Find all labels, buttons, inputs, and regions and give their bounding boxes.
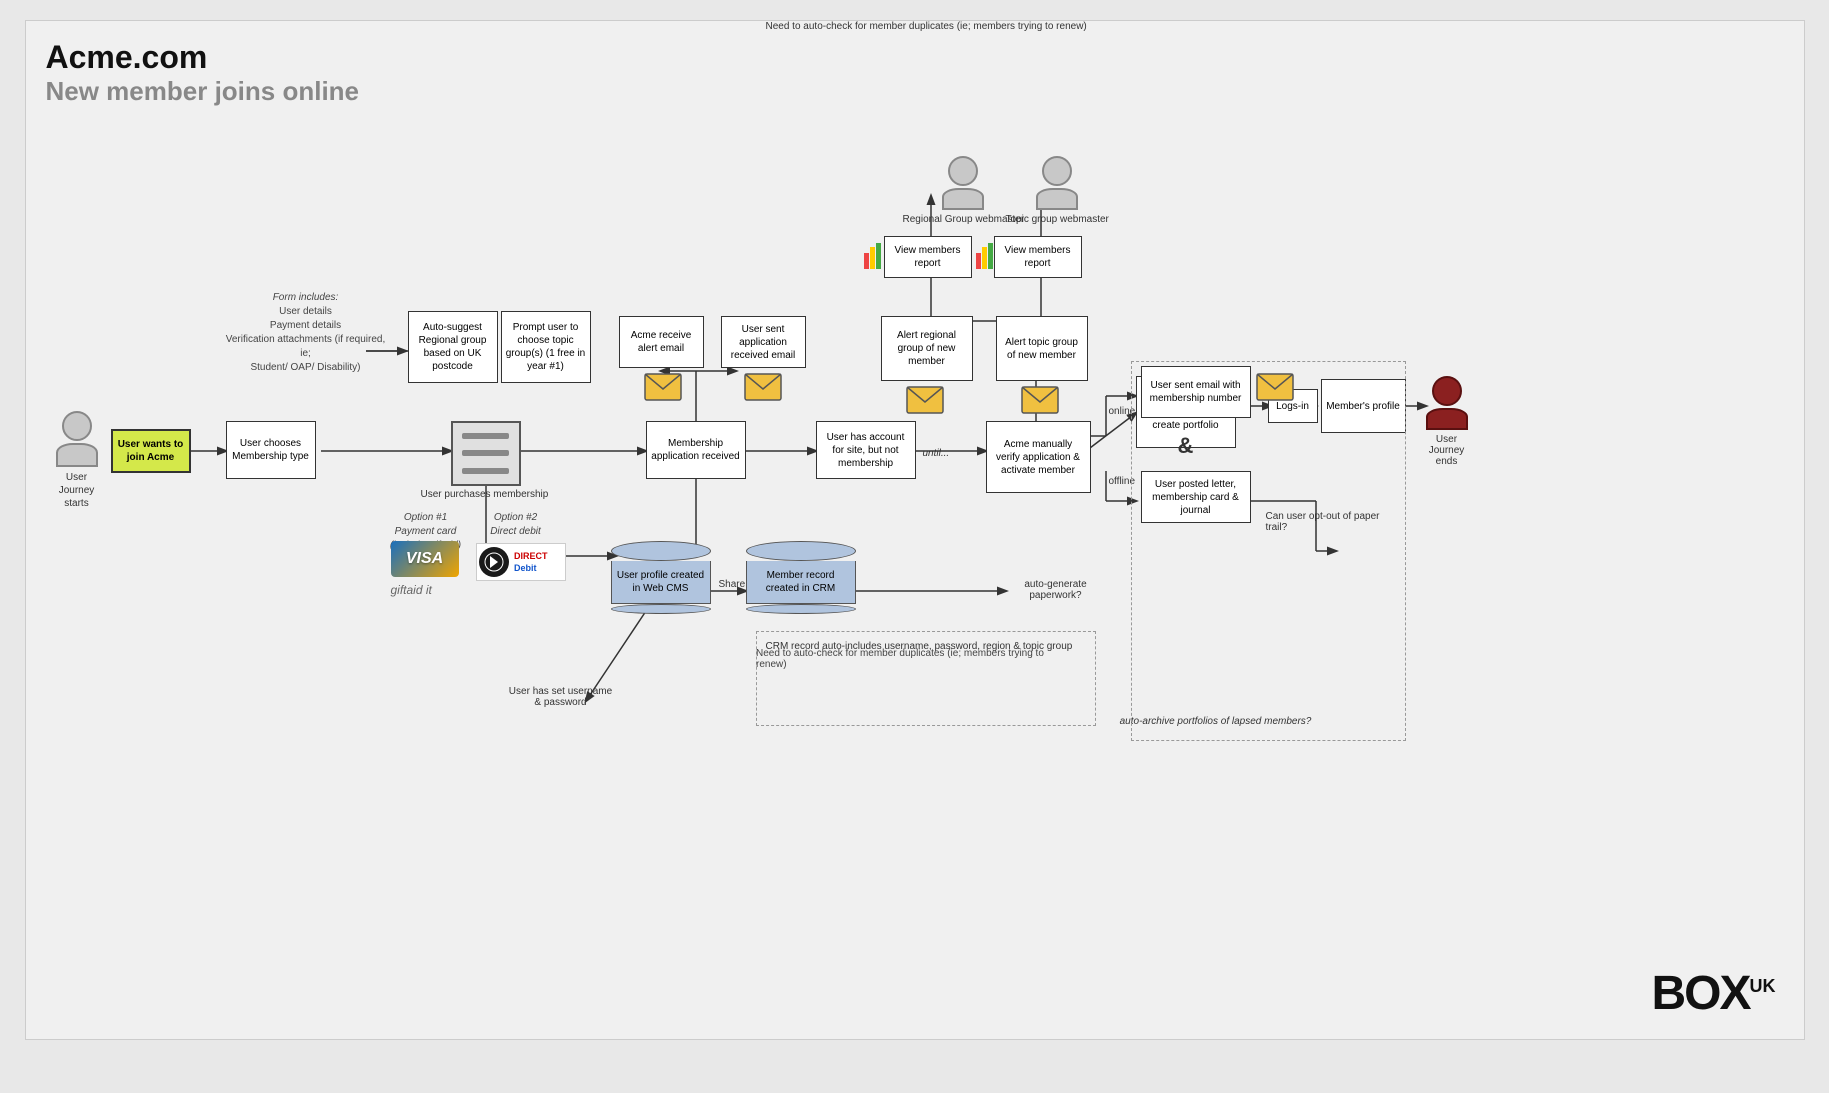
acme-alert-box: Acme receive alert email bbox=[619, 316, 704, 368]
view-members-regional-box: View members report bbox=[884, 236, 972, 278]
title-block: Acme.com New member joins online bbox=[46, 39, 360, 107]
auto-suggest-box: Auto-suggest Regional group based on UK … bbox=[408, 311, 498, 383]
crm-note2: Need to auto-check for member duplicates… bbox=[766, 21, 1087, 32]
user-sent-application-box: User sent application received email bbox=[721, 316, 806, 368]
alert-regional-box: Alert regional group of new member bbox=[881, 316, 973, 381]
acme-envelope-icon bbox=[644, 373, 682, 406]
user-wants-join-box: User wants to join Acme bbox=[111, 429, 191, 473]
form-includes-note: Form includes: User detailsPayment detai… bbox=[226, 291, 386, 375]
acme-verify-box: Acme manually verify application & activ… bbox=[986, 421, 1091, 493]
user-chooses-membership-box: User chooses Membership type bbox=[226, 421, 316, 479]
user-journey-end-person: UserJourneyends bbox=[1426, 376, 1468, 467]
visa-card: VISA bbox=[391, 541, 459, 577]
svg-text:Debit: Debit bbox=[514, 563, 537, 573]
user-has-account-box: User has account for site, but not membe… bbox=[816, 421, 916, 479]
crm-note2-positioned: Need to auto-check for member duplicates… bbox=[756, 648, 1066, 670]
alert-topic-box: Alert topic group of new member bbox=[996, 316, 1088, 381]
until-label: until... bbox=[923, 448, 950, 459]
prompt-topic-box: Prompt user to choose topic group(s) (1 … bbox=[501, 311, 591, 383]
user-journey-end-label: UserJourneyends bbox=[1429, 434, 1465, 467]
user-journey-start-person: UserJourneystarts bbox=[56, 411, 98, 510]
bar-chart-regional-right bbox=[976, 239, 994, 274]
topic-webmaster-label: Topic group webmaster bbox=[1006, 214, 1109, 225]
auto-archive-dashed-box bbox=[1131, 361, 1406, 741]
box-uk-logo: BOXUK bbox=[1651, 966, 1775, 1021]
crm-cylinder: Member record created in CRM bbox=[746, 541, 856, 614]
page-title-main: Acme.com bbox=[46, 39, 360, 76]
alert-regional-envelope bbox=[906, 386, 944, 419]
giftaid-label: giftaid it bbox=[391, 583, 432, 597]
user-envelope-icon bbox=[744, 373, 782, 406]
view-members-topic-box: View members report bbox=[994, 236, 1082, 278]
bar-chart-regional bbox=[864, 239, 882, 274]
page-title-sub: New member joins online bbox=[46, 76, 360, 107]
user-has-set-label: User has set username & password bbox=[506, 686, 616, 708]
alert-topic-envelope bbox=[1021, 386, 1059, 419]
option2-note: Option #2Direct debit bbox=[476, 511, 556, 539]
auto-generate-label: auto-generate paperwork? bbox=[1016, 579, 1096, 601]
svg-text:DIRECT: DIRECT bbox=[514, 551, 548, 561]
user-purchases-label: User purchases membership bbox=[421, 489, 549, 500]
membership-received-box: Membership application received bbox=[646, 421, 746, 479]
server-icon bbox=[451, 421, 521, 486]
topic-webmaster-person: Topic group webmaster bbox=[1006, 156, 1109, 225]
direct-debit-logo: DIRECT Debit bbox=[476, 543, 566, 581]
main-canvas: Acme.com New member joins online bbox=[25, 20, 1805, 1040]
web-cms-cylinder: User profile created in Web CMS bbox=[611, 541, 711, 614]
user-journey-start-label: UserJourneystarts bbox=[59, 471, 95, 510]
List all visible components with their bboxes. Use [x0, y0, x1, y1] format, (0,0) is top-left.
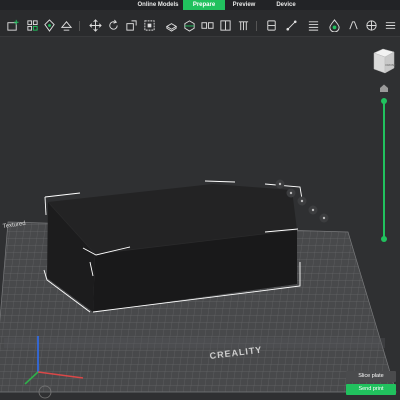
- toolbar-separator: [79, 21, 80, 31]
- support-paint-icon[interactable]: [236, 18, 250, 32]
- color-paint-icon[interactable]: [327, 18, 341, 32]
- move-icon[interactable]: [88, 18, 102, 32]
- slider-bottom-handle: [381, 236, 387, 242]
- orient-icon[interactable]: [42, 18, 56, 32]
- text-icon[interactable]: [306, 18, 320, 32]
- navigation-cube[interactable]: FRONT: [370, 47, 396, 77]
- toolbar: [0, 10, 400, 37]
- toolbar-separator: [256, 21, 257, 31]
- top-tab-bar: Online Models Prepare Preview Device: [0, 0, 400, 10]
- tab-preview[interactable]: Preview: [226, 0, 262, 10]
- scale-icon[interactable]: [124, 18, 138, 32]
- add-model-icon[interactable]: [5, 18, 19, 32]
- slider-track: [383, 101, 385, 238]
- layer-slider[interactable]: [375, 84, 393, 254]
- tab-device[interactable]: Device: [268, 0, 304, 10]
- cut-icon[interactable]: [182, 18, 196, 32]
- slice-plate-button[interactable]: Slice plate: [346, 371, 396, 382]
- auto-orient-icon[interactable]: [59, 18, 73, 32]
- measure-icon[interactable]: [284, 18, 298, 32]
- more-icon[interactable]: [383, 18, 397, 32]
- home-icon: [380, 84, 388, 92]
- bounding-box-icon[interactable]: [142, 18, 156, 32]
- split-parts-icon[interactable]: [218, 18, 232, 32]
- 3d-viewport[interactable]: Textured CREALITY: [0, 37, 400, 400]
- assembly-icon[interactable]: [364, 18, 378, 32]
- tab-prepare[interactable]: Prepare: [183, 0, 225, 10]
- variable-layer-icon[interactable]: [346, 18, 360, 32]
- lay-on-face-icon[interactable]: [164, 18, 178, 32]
══════
= PROBLEM TO SOLVE =
Reproduce all the data with every occurrence of "interactable" swapped for "clickable" and everything else unchanged. Leave the pictures out of your answer.

= ANSWER TO THIS EXERCISE =
Find all labels, buttons, inputs, and regions and give their bounding boxes.
acme-alert-box: Acme receive alert email bbox=[619, 316, 704, 368]
view-members-regional-box: View members report bbox=[884, 236, 972, 278]
title-block: Acme.com New member joins online bbox=[46, 39, 360, 107]
auto-suggest-box: Auto-suggest Regional group based on UK … bbox=[408, 311, 498, 383]
crm-note2: Need to auto-check for member duplicates… bbox=[766, 21, 1087, 32]
user-sent-application-box: User sent application received email bbox=[721, 316, 806, 368]
alert-regional-box: Alert regional group of new member bbox=[881, 316, 973, 381]
acme-envelope-icon bbox=[644, 373, 682, 406]
user-wants-join-box: User wants to join Acme bbox=[111, 429, 191, 473]
form-includes-note: Form includes: User detailsPayment detai… bbox=[226, 291, 386, 375]
acme-verify-box: Acme manually verify application & activ… bbox=[986, 421, 1091, 493]
user-chooses-membership-box: User chooses Membership type bbox=[226, 421, 316, 479]
user-journey-end-person: UserJourneyends bbox=[1426, 376, 1468, 467]
visa-card: VISA bbox=[391, 541, 459, 577]
svg-text:Debit: Debit bbox=[514, 563, 537, 573]
user-has-account-box: User has account for site, but not membe… bbox=[816, 421, 916, 479]
crm-note2-positioned: Need to auto-check for member duplicates… bbox=[756, 648, 1066, 670]
alert-topic-box: Alert topic group of new member bbox=[996, 316, 1088, 381]
until-label: until... bbox=[923, 448, 950, 459]
prompt-topic-box: Prompt user to choose topic group(s) (1 … bbox=[501, 311, 591, 383]
user-journey-end-label: UserJourneyends bbox=[1429, 434, 1465, 467]
user-journey-start-person: UserJourneystarts bbox=[56, 411, 98, 510]
bar-chart-regional-right bbox=[976, 239, 994, 274]
topic-webmaster-label: Topic group webmaster bbox=[1006, 214, 1109, 225]
auto-archive-dashed-box bbox=[1131, 361, 1406, 741]
box-uk-logo: BOXUK bbox=[1651, 966, 1775, 1021]
crm-cylinder: Member record created in CRM bbox=[746, 541, 856, 614]
page-title-main: Acme.com bbox=[46, 39, 360, 76]
alert-regional-envelope bbox=[906, 386, 944, 419]
giftaid-label: giftaid it bbox=[391, 583, 432, 597]
user-envelope-icon bbox=[744, 373, 782, 406]
view-members-topic-box: View members report bbox=[994, 236, 1082, 278]
bar-chart-regional bbox=[864, 239, 882, 274]
page-title-sub: New member joins online bbox=[46, 76, 360, 107]
user-has-set-label: User has set username & password bbox=[506, 686, 616, 708]
alert-topic-envelope bbox=[1021, 386, 1059, 419]
option2-note: Option #2Direct debit bbox=[476, 511, 556, 539]
auto-generate-label: auto-generate paperwork? bbox=[1016, 579, 1096, 601]
svg-text:DIRECT: DIRECT bbox=[514, 551, 548, 561]
user-purchases-label: User purchases membership bbox=[421, 489, 549, 500]
membership-received-box: Membership application received bbox=[646, 421, 746, 479]
server-icon bbox=[451, 421, 521, 486]
topic-webmaster-person: Topic group webmaster bbox=[1006, 156, 1109, 225]
direct-debit-logo: DIRECT Debit bbox=[476, 543, 566, 581]
main-canvas: Acme.com New member joins online bbox=[25, 20, 1805, 1040]
web-cms-cylinder: User profile created in Web CMS bbox=[611, 541, 711, 614]
user-journey-start-label: UserJourneystarts bbox=[59, 471, 95, 510]
List all visible components with their bboxes. Use [x0, y0, x1, y1] format, (0,0) is top-left.
- toolbar-separator: [79, 21, 80, 31]
- support-paint-icon[clickable]: [236, 18, 250, 32]
- color-paint-icon[clickable]: [327, 18, 341, 32]
- move-icon[clickable]: [88, 18, 102, 32]
- slider-bottom-handle: [381, 236, 387, 242]
- orient-icon[clickable]: [42, 18, 56, 32]
- text-icon[clickable]: [306, 18, 320, 32]
- navigation-cube[clickable]: FRONT: [370, 47, 396, 77]
- toolbar: [0, 10, 400, 37]
- toolbar-separator: [256, 21, 257, 31]
- top-tab-bar: Online Models Prepare Preview Device: [0, 0, 400, 10]
- tab-preview[clickable]: Preview: [226, 0, 262, 10]
- scale-icon[clickable]: [124, 18, 138, 32]
- add-model-icon[clickable]: [5, 18, 19, 32]
- slider-track: [383, 101, 385, 238]
- layer-slider[clickable]: [375, 84, 393, 254]
- tab-device[clickable]: Device: [268, 0, 304, 10]
- cut-icon[clickable]: [182, 18, 196, 32]
- slice-plate-button[clickable]: Slice plate: [346, 371, 396, 382]
- auto-orient-icon[clickable]: [59, 18, 73, 32]
- measure-icon[clickable]: [284, 18, 298, 32]
- more-icon[clickable]: [383, 18, 397, 32]
- home-icon: [380, 84, 388, 92]
- bounding-box-icon[clickable]: [142, 18, 156, 32]
- split-parts-icon[clickable]: [218, 18, 232, 32]
- 3d-viewport[clickable]: Textured CREALITY: [0, 37, 400, 400]
- assembly-icon[clickable]: [364, 18, 378, 32]
- tab-prepare[clickable]: Prepare: [183, 0, 225, 10]
- variable-layer-icon[clickable]: [346, 18, 360, 32]
- lay-on-face-icon[clickable]: [164, 18, 178, 32]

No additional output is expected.